#### [The task]
Report every line in the listing that contains the string "Québec".

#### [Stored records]
◇ ◇ ◇

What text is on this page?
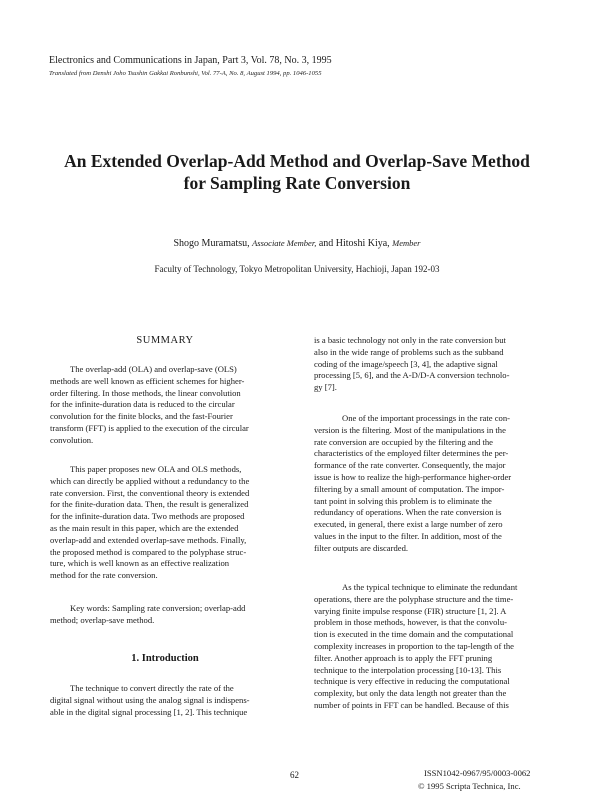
Electronics and Communications in Japan, Part 3, Vol. 78, No. 3, 1995
Translated from Denshi Joho Tsushin Gakkai Ronbunshi, Vol. 77-A, No. 8, August 1994, pp. 1046-1055
An Extended Overlap-Add Method and Overlap-Save Method
for Sampling Rate Conversion
Shogo Muramatsu, Associate Member, and Hitoshi Kiya, Member
Faculty of Technology, Tokyo Metropolitan University, Hachioji, Japan 192-03
SUMMARY
The overlap-add (OLA) and overlap-save (OLS)
methods are well known as efficient schemes for higher-
order filtering. In those methods, the linear convolution
for the infinite-duration data is reduced to the circular
convolution for the finite blocks, and the fast-Fourier
transform (FFT) is applied to the execution of the circular
convolution.
This paper proposes new OLA and OLS methods,
which can directly be applied without a redundancy to the
rate conversion. First, the conventional theory is extended
for the finite-duration data. Then, the result is generalized
for the infinite-duration data. Two methods are proposed
as the main result in this paper, which are the extended
overlap-add and extended overlap-save methods. Finally,
the proposed method is compared to the polyphase struc-
ture, which is well known as an effective realization
method for the rate conversion.
Key words: Sampling rate conversion; overlap-add
method; overlap-save method.
1. Introduction
The technique to convert directly the rate of the
digital signal without using the analog signal is indispens-
able in the digital signal processing [1, 2]. This technique
is a basic technology not only in the rate conversion but
also in the wide range of problems such as the subband
coding of the image/speech [3, 4], the adaptive signal
processing [5, 6], and the A-D/D-A conversion technolo-
gy [7].
One of the important processings in the rate con-
version is the filtering. Most of the manipulations in the
rate conversion are occupied by the filtering and the
characteristics of the employed filter determines the per-
formance of the rate converter. Consequently, the major
issue is how to realize the high-performance higher-order
filtering by a small amount of computation. The impor-
tant point in solving this problem is to eliminate the
redundancy of operations. When the rate conversion is
executed, in general, there exist a large number of zero
values in the input to the filter. In addition, most of the
filter outputs are discarded.
As the typical technique to eliminate the redundant
operations, there are the polyphase structure and the time-
varying finite impulse response (FIR) structure [1, 2]. A
problem in those methods, however, is that the convolu-
tion is executed in the time domain and the computational
complexity increases in proportion to the tap-length of the
filter. Another approach is to apply the FFT pruning
technique to the interpolation processing [10-13]. This
technique is very effective in reducing the computational
complexity, but only the data length not greater than the
number of points in FFT can be handled. Because of this
62	ISSN1042-0967/95/0003-0062
© 1995 Scripta Technica, Inc.
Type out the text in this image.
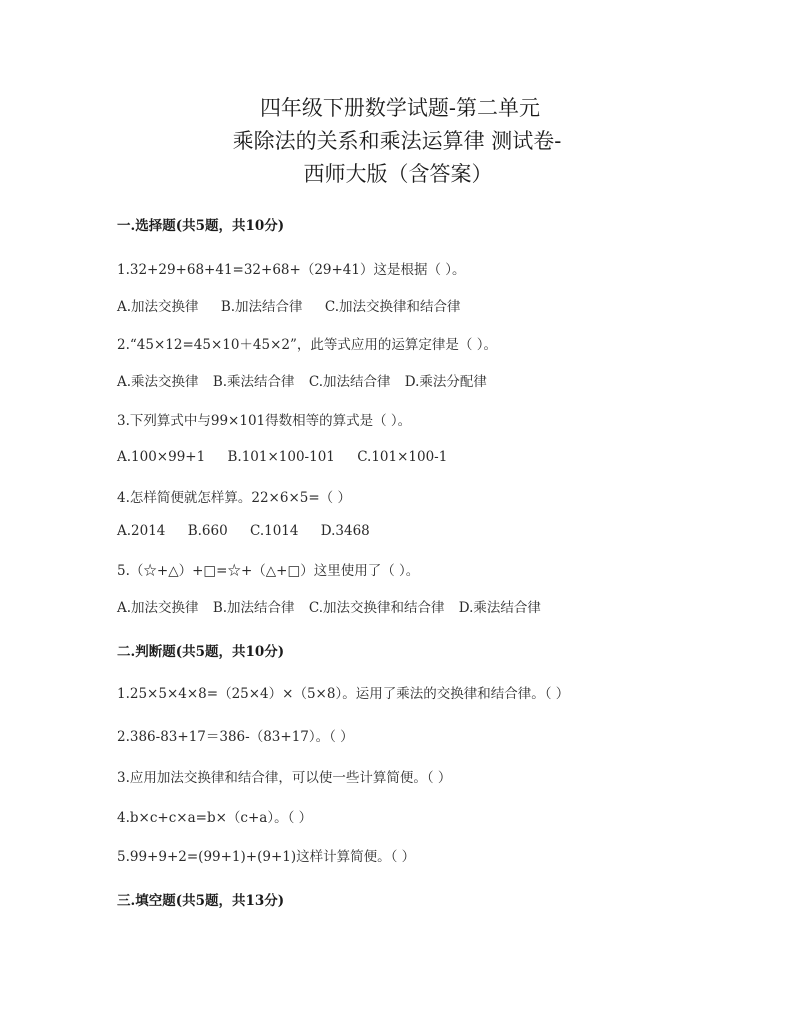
四年级下册数学试题-第二单元
乘除法的关系和乘法运算律 测试卷-
西师大版（含答案）
一.选择题(共5题，共10分)
1.32+29+68+41=32+68+（29+41）这是根据（ ）。
A.加法交换律 B.加法结合律 C.加法交换律和结合律
2.“45×12=45×10＋45×2”，此等式应用的运算定律是（ ）。
A.乘法交换律 B.乘法结合律 C.加法结合律 D.乘法分配律
3.下列算式中与99×101得数相等的算式是（ ）。
A.100×99+1 B.101×100-101 C.101×100-1
4.怎样简便就怎样算。22×6×5=（ ）
A.2014 B.660 C.1014 D.3468
5.（☆+△）+□=☆+（△+□）这里使用了（ ）。
A.加法交换律 B.加法结合律 C.加法交换律和结合律 D.乘法结合律
二.判断题(共5题，共10分)
1.25×5×4×8=（25×4）×（5×8）。运用了乘法的交换律和结合律。（ ）
2.386-83+17＝386-（83+17）。（ ）
3.应用加法交换律和结合律，可以使一些计算简便。（ ）
4.b×c+c×a=b×（c+a）。（ ）
5.99+9+2=(99+1)+(9+1)这样计算简便。（ ）
三.填空题(共5题，共13分)
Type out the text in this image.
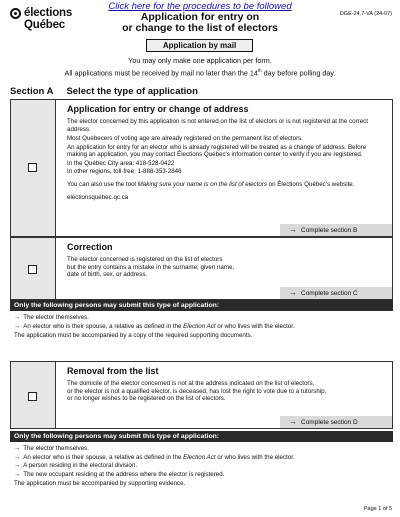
élections
Québec
Click here for the procedures to be followed
DGE-24.7-VA (24-07)
Application for entry on
or change to the list of electors
Application by mail
You may only make one application per form.
All applications must be received by mail no later than the 14th day before polling day.
Section A Select the type of application
Application for entry or change of address

The elector concerned by this application is not entered on the list of electors or is not registered at the correct address.

Most Quebecers of voting age are already registered on the permanent list of electors.

An application for entry for an elector who is already registered will be treated as a change of address. Before making an application, you may contact Élections Québec's information center to verify if you are registered.

In the Québec City area: 418-528-0422

In other regions, toll-free: 1-888-353-2846

You can also use the tool Making sure your name is on the list of electors on Élections Québec's website.

electionsquebec.qc.ca
→ Complete section B
Correction
The elector concerned is registered on the list of electors
but the entry contains a mistake in the surname, given name,
date of birth, sex, or address.
→ Complete section C
Only the following persons may submit this type of application:
→ The elector themselves.
→ An elector who is their spouse, a relative as defined in the Election Act or who lives with the elector.
The application must be accompanied by a copy of the required supporting documents.
Removal from the list
The domicile of the elector concerned is not at the address indicated on the list of electors,
or the elector is not a qualified elector, is deceased, has lost the right to vote due to a tutorship,
or no longer wishes to be registered on the list of electors.
→ Complete section D
Only the following persons may submit this type of application:
→ The elector themselves.
→ An elector who is their spouse, a relative as defined in the Election Act or who lives with the elector.
→ A person residing in the electoral division.
→ The new occupant residing at the address where the elector is registered.
The application must be accompanied by supporting evidence.
Page 1 of 5
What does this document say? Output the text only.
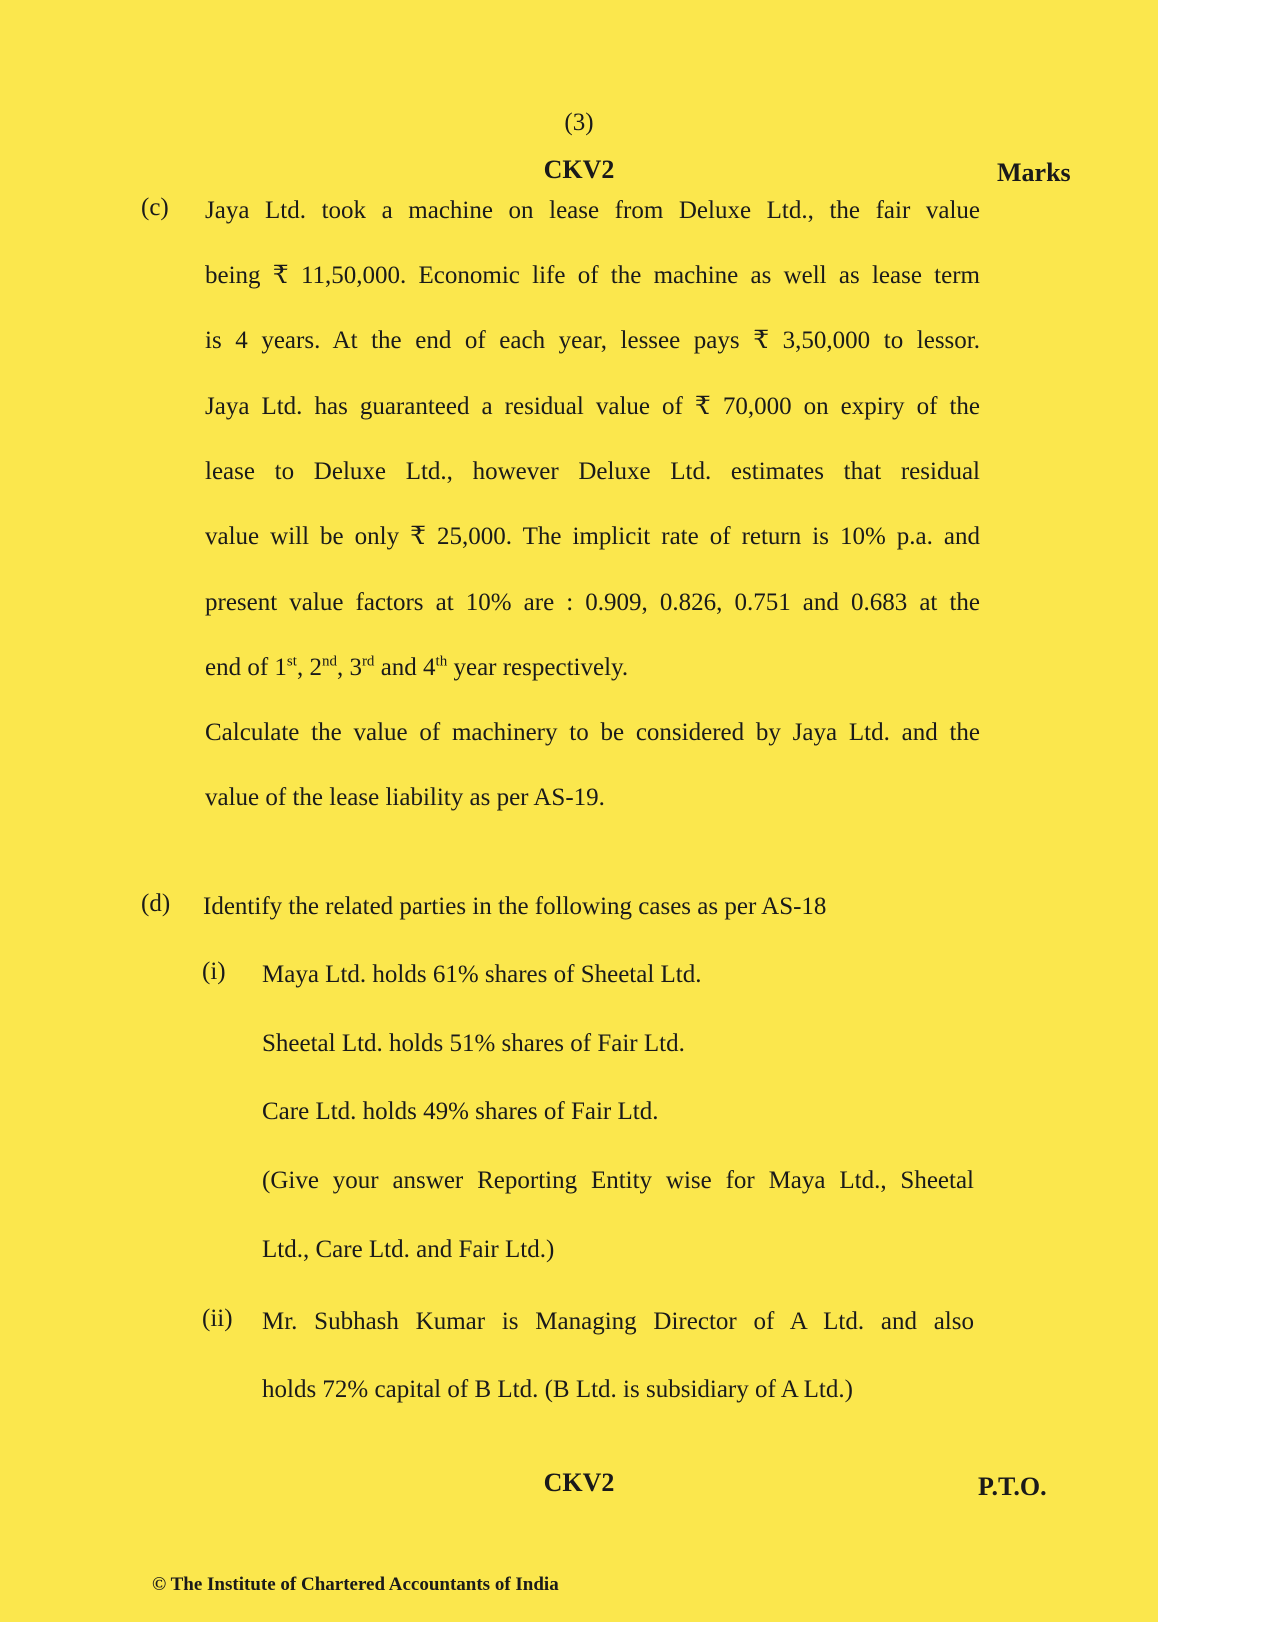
(3)
CKV2	Marks
(c) Jaya Ltd. took a machine on lease from Deluxe Ltd., the fair value
being ₹ 11,50,000. Economic life of the machine as well as lease term
is 4 years. At the end of each year, lessee pays ₹ 3,50,000 to lessor.
Jaya Ltd. has guaranteed a residual value of ₹ 70,000 on expiry of the
lease to Deluxe Ltd., however Deluxe Ltd. estimates that residual
value will be only ₹ 25,000. The implicit rate of return is 10% p.a. and
present value factors at 10% are : 0.909, 0.826, 0.751 and 0.683 at the
end of 1st, 2nd, 3rd and 4th year respectively.
Calculate the value of machinery to be considered by Jaya Ltd. and the
value of the lease liability as per AS-19.
(d) Identify the related parties in the following cases as per AS-18
(i) Maya Ltd. holds 61% shares of Sheetal Ltd.
Sheetal Ltd. holds 51% shares of Fair Ltd.
Care Ltd. holds 49% shares of Fair Ltd.
(Give your answer Reporting Entity wise for Maya Ltd., Sheetal
Ltd., Care Ltd. and Fair Ltd.)
(ii) Mr. Subhash Kumar is Managing Director of A Ltd. and also
holds 72% capital of B Ltd. (B Ltd. is subsidiary of A Ltd.)
CKV2	P.T.O.
© The Institute of Chartered Accountants of India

◇ ◇ ◇

#### [Answer to this task]
Québec
An application for entry for an elector who is already registered will be treated as a change of address. Before making an application, you may contact Élections Québec's information center to verify if you are registered.
In the Québec City area: 418-528-0422
You can also use the tool Making sure your name is on the list of electors on Élections Québec's website.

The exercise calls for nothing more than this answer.